### Extrait du texte ###
Mais cela permet-il d’en déduire qu’il existe de la dénonciation ? De la détestation, assurément, mais aussi : de l’intérêt pour ce monde d’illusions, de jeux, de simulacres – peut-être même parfois de l’admiration ou de la fascination pour l’arbitraire et son panache. Il y a des pages incroyables, dans d’autres textes, sur les petits chefs à la colonie pénitentiaire et la puissance érotique de leur souveraineté… Genet n’est pas anarchiste ni même démocrate. Il ne milite pas pour détruire le pouvoir ni même pour le partager plus équitablement, à l’horizontale. D. Eddé a raison d’écrire que s’il « s’engagera certes aux côtés des opprimés, des faibles, des démunis, […] sa lutte ne fut pas tant une lutte pour la justice que contre l’injustice. Une certaine injustice. La justice, en tant que telle, la solidarité, il s’en fichait7 ».

5°) Pourrais-tu revenir sur la notion d’adresse, essentielle pour comprendre la portée politique du théâtre de Genet ? Il est troublant de constater, en te lisant, que Genet semble s’adresser aux oppresseurs, tout en les défiant. Ainsi, Genet écrit à la fois pour les bourgeois et contre eux. Tu mentionnes également la pièce Les Nègres, dans laquelle Genet s’est trouvé tiraillé entre le refus de s’adresser en tant que Blanc, aux Noirs, mais aussi de s’adresser aux Blancs de telle façon qu’ils se trouvent confortés par la pièce ni même divertie par celle-ci.
###
- [Consigne A]
D'après l'extrait sur le théâtre de Genet, que Genet n'est-il pas sur le plan politique ?
- [Consigne B]
Dans l'extrait sur le théâtre de Genet, recopiez la partie qui s'ouvre sur les mots contenant « 5°) Pourrais-tu revenir » et se clôt sur « divertie par celle-ci. », en substituant « puissants » à « bourgeois ».
- [Consigne C]
Poursuivez l'extrait sur le théâtre de Genet à partir de sa dernière phrase.
### Données fournies ###
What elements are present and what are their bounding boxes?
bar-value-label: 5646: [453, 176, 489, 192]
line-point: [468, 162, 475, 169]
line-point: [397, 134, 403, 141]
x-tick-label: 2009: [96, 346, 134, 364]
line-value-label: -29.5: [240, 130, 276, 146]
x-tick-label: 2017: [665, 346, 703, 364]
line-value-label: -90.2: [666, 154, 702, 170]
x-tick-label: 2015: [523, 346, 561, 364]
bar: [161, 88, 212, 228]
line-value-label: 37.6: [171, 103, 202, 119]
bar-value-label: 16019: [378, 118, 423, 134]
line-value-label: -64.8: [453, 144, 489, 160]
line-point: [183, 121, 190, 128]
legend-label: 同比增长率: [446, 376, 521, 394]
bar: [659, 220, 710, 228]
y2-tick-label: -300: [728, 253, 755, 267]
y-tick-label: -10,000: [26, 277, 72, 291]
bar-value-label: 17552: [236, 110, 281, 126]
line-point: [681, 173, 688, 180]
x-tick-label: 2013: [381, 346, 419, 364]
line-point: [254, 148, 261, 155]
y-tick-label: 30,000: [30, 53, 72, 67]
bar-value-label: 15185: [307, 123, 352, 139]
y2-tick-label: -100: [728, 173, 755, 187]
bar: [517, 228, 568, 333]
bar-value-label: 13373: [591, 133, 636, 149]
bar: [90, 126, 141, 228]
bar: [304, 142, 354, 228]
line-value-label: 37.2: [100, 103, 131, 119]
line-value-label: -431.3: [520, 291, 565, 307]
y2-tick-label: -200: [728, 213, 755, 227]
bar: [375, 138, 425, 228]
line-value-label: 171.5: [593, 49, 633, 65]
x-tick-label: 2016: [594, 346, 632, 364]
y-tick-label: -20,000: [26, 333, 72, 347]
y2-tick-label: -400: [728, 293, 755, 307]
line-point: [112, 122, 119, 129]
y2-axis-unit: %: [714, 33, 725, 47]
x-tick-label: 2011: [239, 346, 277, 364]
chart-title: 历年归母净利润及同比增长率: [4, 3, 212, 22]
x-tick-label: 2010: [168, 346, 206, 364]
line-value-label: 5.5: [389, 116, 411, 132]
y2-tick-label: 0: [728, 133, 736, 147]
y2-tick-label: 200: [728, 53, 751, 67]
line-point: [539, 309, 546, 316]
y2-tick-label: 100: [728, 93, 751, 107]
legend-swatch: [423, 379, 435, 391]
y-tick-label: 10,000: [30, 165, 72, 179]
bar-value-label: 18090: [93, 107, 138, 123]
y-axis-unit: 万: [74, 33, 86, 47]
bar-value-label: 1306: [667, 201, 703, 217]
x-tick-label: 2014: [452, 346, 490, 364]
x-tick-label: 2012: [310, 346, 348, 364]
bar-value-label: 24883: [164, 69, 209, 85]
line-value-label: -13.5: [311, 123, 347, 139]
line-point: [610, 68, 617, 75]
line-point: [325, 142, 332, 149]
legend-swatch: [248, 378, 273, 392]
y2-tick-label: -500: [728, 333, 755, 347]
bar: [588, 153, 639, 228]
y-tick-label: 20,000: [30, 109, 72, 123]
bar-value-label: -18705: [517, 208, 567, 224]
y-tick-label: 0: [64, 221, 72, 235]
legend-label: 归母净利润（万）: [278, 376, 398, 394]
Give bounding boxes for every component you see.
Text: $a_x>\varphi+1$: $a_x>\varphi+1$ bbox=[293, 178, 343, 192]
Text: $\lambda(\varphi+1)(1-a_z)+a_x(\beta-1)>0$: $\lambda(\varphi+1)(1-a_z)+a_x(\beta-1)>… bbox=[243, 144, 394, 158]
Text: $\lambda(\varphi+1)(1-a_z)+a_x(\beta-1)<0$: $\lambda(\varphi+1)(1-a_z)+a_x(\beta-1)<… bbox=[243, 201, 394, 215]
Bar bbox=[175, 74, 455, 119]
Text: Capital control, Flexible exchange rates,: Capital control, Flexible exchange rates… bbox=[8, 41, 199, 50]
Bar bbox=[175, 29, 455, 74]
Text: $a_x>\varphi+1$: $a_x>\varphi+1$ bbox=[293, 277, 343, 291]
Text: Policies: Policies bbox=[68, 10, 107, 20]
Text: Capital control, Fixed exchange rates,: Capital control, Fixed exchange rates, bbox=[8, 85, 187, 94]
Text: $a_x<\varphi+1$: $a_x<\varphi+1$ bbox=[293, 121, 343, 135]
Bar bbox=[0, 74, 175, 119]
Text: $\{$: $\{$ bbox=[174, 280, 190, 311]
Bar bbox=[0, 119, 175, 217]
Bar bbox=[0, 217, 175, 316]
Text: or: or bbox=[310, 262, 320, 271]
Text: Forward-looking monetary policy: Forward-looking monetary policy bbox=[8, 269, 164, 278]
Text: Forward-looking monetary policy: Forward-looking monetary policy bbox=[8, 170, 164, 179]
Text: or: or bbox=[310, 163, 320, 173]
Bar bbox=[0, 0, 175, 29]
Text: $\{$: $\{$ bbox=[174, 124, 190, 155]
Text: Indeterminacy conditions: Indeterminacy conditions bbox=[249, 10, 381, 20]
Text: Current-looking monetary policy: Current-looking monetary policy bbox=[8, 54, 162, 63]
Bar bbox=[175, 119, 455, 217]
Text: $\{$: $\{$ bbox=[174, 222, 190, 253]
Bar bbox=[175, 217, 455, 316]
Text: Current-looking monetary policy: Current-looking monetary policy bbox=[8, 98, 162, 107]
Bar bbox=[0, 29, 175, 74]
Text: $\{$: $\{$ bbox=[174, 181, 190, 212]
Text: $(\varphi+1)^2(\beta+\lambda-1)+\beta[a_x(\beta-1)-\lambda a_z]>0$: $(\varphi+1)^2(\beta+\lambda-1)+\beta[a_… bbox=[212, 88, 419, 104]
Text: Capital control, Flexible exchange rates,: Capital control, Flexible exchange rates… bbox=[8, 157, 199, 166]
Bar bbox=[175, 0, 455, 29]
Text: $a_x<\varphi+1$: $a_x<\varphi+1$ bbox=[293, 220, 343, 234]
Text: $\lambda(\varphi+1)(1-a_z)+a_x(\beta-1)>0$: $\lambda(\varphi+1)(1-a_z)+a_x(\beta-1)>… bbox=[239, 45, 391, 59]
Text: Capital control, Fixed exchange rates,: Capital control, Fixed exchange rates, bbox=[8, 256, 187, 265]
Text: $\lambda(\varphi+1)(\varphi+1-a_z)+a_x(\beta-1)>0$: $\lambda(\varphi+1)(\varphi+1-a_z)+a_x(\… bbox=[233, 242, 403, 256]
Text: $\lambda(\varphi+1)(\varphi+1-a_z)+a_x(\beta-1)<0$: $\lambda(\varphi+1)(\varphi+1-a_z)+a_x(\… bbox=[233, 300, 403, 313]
###
- [Réponse attendue A]
Il n'est ni anarchiste ni même démocrate.

- [Réponse attendue B]
5°) Pourrais-tu revenir sur la notion d’adresse, essentielle pour comprendre la portée politique du théâtre de Genet ? Il est troublant de constater, en te lisant, que Genet semble s’adresser aux oppresseurs, tout en les défiant. Ainsi, Genet écrit à la fois pour les puissants et contre eux. Tu mentionnes également la pièce Les Nègres, dans laquelle Genet s’est trouvé tiraillé entre le refus de s’adresser en tant que Blanc, aux Noirs, mais aussi de s’adresser aux Blancs de telle façon qu’ils se trouvent confortés par la pièce ni même divertie par celle-ci.

- [Réponse attendue C]
Je ne sais pas s’il est tiraillé. À vrai dire, je crois que la chose est, pour le coup, assez simple. Il s’adresse à des Blancs pour leur signifier qu’il les déteste et il se comprend dedans – ce qui est tout de même la moindre des choses pour un esprit conséquent. Ce n’est pas une pièce fraternelle, contre le racisme, pour l’amitié entre les êtres ni même anticolonialiste. Pas plus qu’une déclaration de solidarité avec le mouvement noir – qui interviendra plus tard et de façon politique, par sa présence et des tribunes. Cela beaucoup ne l’ont pas compris. Adamov, par exemple, lui reprochait de ne pas avoir proposé une œuvre claire :

Les Nègres auraient pu s’arrêter d’un seul coup de donner l’image que l’on attend d’eux et sortir de leur « négritude » comme ils en sortent réellement quand il s’agit de la question des salaires. Un cortège, des pancartes réclamant une augmentation, la réalité simple serait là, et le théâtre y gagnerait aussi, car il y aurait alors un point de rupture8.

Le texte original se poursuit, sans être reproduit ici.